Entries provided:
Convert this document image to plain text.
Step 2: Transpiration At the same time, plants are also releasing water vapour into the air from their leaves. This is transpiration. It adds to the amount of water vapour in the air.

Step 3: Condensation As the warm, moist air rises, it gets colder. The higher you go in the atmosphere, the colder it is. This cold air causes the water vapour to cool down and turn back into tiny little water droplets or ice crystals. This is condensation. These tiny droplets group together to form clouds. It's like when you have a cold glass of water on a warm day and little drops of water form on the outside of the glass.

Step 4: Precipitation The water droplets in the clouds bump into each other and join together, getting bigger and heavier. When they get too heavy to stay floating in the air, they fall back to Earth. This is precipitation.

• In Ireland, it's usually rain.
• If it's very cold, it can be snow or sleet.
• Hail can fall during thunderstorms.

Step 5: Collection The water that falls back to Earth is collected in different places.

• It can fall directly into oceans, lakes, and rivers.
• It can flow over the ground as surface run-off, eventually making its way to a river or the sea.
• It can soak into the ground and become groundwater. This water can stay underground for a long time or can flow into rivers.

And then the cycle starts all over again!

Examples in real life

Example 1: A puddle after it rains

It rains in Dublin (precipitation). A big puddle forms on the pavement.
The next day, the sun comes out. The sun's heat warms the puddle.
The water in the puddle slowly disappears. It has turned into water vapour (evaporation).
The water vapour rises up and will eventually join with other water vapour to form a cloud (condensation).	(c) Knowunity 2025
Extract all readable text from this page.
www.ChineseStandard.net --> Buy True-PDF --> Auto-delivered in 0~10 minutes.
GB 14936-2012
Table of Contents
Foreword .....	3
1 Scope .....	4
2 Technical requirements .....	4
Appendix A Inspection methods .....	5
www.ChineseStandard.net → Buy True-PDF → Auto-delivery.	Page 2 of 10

Task objective: Give an exact repetition of all the material.

Written response:
Convert this document image to plain text.
Step 2: Transpiration At the same time, plants are also releasing water vapour into the air from their leaves. This is transpiration. It adds to the amount of water vapour in the air.

Step 3: Condensation As the warm, moist air rises, it gets colder. The higher you go in the atmosphere, the colder it is. This cold air causes the water vapour to cool down and turn back into tiny little water droplets or ice crystals. This is condensation. These tiny droplets group together to form clouds. It's like when you have a cold glass of water on a warm day and little drops of water form on the outside of the glass.

Step 4: Precipitation The water droplets in the clouds bump into each other and join together, getting bigger and heavier. When they get too heavy to stay floating in the air, they fall back to Earth. This is precipitation.

• In Ireland, it's usually rain.
• If it's very cold, it can be snow or sleet.
• Hail can fall during thunderstorms.

Step 5: Collection The water that falls back to Earth is collected in different places.

• It can fall directly into oceans, lakes, and rivers.
• It can flow over the ground as surface run-off, eventually making its way to a river or the sea.
• It can soak into the ground and become groundwater. This water can stay underground for a long time or can flow into rivers.

And then the cycle starts all over again!

Examples in real life

Example 1: A puddle after it rains

It rains in Dublin (precipitation). A big puddle forms on the pavement.
The next day, the sun comes out. The sun's heat warms the puddle.
The water in the puddle slowly disappears. It has turned into water vapour (evaporation).
The water vapour rises up and will eventually join with other water vapour to form a cloud (condensation).	(c) Knowunity 2025
Extract all readable text from this page.
www.ChineseStandard.net --> Buy True-PDF --> Auto-delivered in 0~10 minutes.
GB 14936-2012
Table of Contents
Foreword .....	3
1 Scope .....	4
2 Technical requirements .....	4
Appendix A Inspection methods .....	5
www.ChineseStandard.net → Buy True-PDF → Auto-delivery.	Page 2 of 10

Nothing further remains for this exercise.